Material shown
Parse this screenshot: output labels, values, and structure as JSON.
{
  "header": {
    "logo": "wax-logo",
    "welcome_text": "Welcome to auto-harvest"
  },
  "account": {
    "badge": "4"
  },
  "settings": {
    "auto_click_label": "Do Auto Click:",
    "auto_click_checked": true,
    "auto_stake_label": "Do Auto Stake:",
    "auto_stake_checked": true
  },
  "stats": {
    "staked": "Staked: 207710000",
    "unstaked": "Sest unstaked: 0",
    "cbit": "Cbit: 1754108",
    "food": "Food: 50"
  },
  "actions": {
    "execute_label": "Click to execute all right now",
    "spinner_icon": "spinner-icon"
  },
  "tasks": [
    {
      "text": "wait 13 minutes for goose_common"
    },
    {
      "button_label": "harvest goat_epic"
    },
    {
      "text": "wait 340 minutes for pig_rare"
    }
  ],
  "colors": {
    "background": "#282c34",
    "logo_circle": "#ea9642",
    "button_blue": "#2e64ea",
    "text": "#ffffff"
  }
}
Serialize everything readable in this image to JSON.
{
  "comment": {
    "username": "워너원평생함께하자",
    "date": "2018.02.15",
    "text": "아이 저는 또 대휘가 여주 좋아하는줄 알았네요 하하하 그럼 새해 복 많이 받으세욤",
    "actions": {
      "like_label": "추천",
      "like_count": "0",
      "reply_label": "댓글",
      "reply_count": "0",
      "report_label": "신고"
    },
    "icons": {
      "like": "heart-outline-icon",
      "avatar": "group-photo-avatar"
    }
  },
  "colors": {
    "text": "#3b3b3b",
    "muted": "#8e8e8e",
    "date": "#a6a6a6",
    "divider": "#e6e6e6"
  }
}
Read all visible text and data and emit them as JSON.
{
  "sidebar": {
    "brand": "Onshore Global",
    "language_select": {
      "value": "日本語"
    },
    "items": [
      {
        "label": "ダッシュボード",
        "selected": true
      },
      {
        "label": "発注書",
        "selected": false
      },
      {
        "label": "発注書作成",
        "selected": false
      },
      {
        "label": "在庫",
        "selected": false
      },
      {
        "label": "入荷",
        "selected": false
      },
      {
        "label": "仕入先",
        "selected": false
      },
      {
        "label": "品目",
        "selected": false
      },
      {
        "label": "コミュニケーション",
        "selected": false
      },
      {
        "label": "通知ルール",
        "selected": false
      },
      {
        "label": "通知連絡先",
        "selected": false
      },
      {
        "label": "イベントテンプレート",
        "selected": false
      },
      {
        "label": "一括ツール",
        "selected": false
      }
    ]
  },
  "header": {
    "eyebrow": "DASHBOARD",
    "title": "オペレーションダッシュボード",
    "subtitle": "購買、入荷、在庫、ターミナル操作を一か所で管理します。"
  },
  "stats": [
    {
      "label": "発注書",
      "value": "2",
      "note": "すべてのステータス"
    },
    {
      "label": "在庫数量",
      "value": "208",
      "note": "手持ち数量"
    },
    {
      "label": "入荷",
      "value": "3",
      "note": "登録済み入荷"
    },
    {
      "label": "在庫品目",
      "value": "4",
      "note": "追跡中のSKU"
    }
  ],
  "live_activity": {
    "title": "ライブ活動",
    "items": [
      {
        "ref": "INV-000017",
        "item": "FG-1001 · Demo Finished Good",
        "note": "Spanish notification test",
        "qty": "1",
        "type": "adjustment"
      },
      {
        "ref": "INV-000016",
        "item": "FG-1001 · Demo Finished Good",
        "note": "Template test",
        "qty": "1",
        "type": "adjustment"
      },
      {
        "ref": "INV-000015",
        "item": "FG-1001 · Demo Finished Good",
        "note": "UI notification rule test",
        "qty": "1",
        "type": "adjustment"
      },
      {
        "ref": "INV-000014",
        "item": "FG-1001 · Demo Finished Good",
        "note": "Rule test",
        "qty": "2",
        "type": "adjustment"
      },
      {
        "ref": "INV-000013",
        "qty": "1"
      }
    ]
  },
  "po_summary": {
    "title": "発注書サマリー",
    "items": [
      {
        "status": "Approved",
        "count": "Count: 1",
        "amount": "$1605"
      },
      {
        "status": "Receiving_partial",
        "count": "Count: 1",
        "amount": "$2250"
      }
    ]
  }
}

Exercise details
What do the records say? Quote them all exactly.

Solution to the problem
Parse this screenshot: output labels, values, and structure as JSON.
{
  "header": {
    "logo": "wax-logo",
    "welcome_text": "Welcome to auto-harvest"
  },
  "account": {
    "badge": "4"
  },
  "settings": {
    "auto_click_label": "Do Auto Click:",
    "auto_click_checked": true,
    "auto_stake_label": "Do Auto Stake:",
    "auto_stake_checked": true
  },
  "stats": {
    "staked": "Staked: 207710000",
    "unstaked": "Sest unstaked: 0",
    "cbit": "Cbit: 1754108",
    "food": "Food: 50"
  },
  "actions": {
    "execute_label": "Click to execute all right now",
    "spinner_icon": "spinner-icon"
  },
  "tasks": [
    {
      "text": "wait 13 minutes for goose_common"
    },
    {
      "button_label": "harvest goat_epic"
    },
    {
      "text": "wait 340 minutes for pig_rare"
    }
  ],
  "colors": {
    "background": "#282c34",
    "logo_circle": "#ea9642",
    "button_blue": "#2e64ea",
    "text": "#ffffff"
  }
}
Serialize everything readable in this image to JSON.
{
  "comment": {
    "username": "워너원평생함께하자",
    "date": "2018.02.15",
    "text": "아이 저는 또 대휘가 여주 좋아하는줄 알았네요 하하하 그럼 새해 복 많이 받으세욤",
    "actions": {
      "like_label": "추천",
      "like_count": "0",
      "reply_label": "댓글",
      "reply_count": "0",
      "report_label": "신고"
    },
    "icons": {
      "like": "heart-outline-icon",
      "avatar": "group-photo-avatar"
    }
  },
  "colors": {
    "text": "#3b3b3b",
    "muted": "#8e8e8e",
    "date": "#a6a6a6",
    "divider": "#e6e6e6"
  }
}
Read all visible text and data and emit them as JSON.
{
  "sidebar": {
    "brand": "Onshore Global",
    "language_select": {
      "value": "日本語"
    },
    "items": [
      {
        "label": "ダッシュボード",
        "selected": true
      },
      {
        "label": "発注書",
        "selected": false
      },
      {
        "label": "発注書作成",
        "selected": false
      },
      {
        "label": "在庫",
        "selected": false
      },
      {
        "label": "入荷",
        "selected": false
      },
      {
        "label": "仕入先",
        "selected": false
      },
      {
        "label": "品目",
        "selected": false
      },
      {
        "label": "コミュニケーション",
        "selected": false
      },
      {
        "label": "通知ルール",
        "selected": false
      },
      {
        "label": "通知連絡先",
        "selected": false
      },
      {
        "label": "イベントテンプレート",
        "selected": false
      },
      {
        "label": "一括ツール",
        "selected": false
      }
    ]
  },
  "header": {
    "eyebrow": "DASHBOARD",
    "title": "オペレーションダッシュボード",
    "subtitle": "購買、入荷、在庫、ターミナル操作を一か所で管理します。"
  },
  "stats": [
    {
      "label": "発注書",
      "value": "2",
      "note": "すべてのステータス"
    },
    {
      "label": "在庫数量",
      "value": "208",
      "note": "手持ち数量"
    },
    {
      "label": "入荷",
      "value": "3",
      "note": "登録済み入荷"
    },
    {
      "label": "在庫品目",
      "value": "4",
      "note": "追跡中のSKU"
    }
  ],
  "live_activity": {
    "title": "ライブ活動",
    "items": [
      {
        "ref": "INV-000017",
        "item": "FG-1001 · Demo Finished Good",
        "note": "Spanish notification test",
        "qty": "1",
        "type": "adjustment"
      },
      {
        "ref": "INV-000016",
        "item": "FG-1001 · Demo Finished Good",
        "note": "Template test",
        "qty": "1",
        "type": "adjustment"
      },
      {
        "ref": "INV-000015",
        "item": "FG-1001 · Demo Finished Good",
        "note": "UI notification rule test",
        "qty": "1",
        "type": "adjustment"
      },
      {
        "ref": "INV-000014",
        "item": "FG-1001 · Demo Finished Good",
        "note": "Rule test",
        "qty": "2",
        "type": "adjustment"
      },
      {
        "ref": "INV-000013",
        "qty": "1"
      }
    ]
  },
  "po_summary": {
    "title": "発注書サマリー",
    "items": [
      {
        "status": "Approved",
        "count": "Count: 1",
        "amount": "$1605"
      },
      {
        "status": "Receiving_partial",
        "count": "Count: 1",
        "amount": "$2250"
      }
    ]
  }
}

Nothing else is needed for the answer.